- _Objective 1_: In the exhibition announcement, whose paintings are shown in Vacant Lots?

- _Excerpt provided_:
New WW Exhibition Explores The Artificial Worlds Of Supermarkets

The WW Gallery in London are presenting Vacant Lots, an exhibition of paintings by Susie Hamilton and Inguna Gremzde. While Hamilton and Gremzde reference the tradition of figurative landscapes and portraits, the psychological charge and setting of their work is a phenomenon of the contemporary world. The vacant lots of their paintings are the metropolitan deserts of Asda, Iceland, Lidl and Tesco, the modern supermarket.

Like the extension of blank concrete airport runways or the multiplication of identikit skyscrapers, office blocks and housing developments, the continual expansion of supermarkets leads to a paradoxical paralysis of choice. Hamilton and Gremzde reflect upon the soulless non-places and waste lands of our consumer super-cities, presenting a bleak vision charged with melancholy.

- _Source data_:
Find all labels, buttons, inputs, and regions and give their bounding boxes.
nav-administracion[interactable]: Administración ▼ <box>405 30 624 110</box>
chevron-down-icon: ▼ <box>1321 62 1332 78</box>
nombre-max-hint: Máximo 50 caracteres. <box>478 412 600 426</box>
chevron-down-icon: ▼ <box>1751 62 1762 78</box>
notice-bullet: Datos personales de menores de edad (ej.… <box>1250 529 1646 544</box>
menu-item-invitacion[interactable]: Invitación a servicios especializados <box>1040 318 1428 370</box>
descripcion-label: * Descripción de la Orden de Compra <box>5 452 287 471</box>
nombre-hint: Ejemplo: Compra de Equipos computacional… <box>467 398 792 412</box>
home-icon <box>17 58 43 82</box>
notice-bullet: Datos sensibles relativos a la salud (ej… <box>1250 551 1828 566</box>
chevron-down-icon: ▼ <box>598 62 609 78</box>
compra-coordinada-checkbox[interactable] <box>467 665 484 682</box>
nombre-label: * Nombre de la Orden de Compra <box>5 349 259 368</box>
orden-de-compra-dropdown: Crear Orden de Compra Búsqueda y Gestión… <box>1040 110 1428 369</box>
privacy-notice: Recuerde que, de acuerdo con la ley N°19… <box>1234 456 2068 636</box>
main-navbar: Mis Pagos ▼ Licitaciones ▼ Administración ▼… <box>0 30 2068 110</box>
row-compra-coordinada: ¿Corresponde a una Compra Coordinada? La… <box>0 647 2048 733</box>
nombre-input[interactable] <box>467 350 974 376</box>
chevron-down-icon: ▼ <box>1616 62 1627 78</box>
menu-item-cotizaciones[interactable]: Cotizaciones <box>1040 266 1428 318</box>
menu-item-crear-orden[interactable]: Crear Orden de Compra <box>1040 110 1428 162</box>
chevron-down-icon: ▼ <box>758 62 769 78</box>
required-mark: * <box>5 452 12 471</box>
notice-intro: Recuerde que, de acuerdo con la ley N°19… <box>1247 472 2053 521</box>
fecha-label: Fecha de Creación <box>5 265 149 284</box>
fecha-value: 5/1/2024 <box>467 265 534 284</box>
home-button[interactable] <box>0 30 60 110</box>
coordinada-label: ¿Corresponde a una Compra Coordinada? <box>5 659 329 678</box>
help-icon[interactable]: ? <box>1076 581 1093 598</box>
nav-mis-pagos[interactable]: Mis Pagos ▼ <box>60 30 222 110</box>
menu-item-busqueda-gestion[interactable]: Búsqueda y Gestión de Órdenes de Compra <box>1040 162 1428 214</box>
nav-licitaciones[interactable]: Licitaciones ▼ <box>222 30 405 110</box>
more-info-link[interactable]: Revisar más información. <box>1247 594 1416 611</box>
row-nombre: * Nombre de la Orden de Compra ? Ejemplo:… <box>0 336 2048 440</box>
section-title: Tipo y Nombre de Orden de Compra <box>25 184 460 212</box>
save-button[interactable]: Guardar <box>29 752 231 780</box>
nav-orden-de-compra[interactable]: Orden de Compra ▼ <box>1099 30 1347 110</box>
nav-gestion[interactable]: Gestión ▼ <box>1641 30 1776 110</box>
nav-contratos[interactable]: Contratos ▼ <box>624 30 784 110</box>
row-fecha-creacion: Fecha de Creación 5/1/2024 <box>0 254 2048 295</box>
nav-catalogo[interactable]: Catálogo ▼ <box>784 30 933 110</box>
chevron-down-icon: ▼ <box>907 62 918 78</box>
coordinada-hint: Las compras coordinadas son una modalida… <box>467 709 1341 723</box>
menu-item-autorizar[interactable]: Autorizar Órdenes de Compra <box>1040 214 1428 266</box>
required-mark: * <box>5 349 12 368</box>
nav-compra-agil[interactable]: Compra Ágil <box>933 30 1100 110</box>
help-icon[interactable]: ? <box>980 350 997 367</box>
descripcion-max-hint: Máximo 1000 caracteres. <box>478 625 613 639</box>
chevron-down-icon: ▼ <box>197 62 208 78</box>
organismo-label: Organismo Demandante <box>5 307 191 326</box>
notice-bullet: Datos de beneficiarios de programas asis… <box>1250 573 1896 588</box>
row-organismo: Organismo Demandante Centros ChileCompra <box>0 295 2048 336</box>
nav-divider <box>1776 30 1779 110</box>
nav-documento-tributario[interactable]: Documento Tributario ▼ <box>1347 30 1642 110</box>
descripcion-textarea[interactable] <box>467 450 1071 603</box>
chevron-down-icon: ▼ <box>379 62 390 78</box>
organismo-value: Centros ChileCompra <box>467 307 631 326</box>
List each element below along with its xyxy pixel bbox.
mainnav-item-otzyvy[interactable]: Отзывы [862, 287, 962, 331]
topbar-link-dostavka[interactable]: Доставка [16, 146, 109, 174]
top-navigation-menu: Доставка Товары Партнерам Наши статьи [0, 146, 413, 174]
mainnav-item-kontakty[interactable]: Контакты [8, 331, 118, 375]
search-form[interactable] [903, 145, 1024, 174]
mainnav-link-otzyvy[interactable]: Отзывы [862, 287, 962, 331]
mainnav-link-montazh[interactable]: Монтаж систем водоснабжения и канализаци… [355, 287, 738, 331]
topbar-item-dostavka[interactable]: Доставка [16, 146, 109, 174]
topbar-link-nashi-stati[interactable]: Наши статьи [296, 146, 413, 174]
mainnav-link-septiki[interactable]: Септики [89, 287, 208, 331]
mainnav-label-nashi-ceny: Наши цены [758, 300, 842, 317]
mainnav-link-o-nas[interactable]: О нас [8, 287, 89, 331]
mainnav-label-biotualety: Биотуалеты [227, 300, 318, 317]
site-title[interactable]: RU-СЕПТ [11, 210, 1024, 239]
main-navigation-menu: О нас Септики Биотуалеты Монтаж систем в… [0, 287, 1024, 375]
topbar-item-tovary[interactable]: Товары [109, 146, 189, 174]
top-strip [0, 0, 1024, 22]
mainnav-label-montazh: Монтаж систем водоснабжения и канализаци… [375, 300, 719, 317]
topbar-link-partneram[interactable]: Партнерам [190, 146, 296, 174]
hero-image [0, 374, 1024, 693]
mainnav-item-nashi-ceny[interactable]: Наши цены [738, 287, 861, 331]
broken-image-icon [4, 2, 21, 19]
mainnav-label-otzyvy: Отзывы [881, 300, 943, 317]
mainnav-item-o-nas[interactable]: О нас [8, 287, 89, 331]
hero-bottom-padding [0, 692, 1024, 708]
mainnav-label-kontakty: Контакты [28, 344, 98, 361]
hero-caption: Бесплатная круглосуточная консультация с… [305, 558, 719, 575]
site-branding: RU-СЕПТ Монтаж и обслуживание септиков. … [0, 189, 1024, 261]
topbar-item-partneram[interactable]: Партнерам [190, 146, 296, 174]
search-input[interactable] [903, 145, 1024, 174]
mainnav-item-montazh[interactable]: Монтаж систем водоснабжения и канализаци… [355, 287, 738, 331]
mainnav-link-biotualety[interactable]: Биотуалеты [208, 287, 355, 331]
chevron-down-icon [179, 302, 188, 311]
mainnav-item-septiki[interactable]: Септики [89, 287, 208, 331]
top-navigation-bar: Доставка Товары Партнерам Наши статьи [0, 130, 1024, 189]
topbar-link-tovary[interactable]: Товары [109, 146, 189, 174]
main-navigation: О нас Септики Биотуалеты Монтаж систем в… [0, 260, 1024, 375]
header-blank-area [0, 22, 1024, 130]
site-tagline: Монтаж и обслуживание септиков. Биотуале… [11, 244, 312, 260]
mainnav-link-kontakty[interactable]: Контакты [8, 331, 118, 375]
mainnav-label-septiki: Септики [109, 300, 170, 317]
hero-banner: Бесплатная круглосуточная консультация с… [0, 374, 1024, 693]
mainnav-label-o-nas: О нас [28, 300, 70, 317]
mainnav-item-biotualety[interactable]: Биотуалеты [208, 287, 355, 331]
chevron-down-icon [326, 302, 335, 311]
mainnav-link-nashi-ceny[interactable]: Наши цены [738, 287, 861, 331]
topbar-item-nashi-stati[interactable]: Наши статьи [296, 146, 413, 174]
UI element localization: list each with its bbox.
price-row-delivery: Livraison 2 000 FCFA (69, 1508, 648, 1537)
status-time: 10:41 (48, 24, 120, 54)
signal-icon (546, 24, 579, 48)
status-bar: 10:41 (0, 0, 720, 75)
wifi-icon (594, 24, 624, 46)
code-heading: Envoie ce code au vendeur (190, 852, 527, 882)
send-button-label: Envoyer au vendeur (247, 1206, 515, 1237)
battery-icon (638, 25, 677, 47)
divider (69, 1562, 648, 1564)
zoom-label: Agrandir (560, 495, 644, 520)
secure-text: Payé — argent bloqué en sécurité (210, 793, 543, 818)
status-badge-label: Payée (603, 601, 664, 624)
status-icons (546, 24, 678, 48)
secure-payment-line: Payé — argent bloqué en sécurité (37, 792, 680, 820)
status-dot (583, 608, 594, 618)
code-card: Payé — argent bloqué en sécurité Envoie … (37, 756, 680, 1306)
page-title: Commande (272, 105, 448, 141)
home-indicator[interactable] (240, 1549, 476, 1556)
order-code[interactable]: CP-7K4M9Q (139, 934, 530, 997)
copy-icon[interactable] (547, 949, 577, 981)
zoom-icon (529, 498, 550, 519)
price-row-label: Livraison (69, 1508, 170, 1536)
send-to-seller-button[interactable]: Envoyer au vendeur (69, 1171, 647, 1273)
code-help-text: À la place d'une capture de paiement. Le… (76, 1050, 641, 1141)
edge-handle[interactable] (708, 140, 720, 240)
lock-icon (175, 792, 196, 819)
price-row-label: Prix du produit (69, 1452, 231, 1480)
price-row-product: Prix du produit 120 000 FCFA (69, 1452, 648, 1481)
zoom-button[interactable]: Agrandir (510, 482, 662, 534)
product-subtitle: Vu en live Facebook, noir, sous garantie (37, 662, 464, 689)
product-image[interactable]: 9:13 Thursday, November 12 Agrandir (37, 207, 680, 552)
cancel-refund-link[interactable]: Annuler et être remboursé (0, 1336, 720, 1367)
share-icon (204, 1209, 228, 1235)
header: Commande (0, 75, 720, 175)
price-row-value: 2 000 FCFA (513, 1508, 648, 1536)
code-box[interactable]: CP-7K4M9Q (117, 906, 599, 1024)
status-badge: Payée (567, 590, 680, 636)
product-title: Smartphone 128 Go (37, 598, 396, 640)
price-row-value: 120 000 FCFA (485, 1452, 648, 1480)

- _Objective 2_: Reproduce verbatim the lines of the records from the first line of the records through the line containing "chevron-down-icon: ▼ <box>1751", both inclusive.

- _Task response 1_: Susie Hamilton and Inguna Gremzde

- _Task response 2_:
Find all labels, buttons, inputs, and regions and give their bounding boxes.
nav-administracion[interactable]: Administración ▼ <box>405 30 624 110</box>
chevron-down-icon: ▼ <box>1321 62 1332 78</box>
nombre-max-hint: Máximo 50 caracteres. <box>478 412 600 426</box>
chevron-down-icon: ▼ <box>1751 62 1762 78</box>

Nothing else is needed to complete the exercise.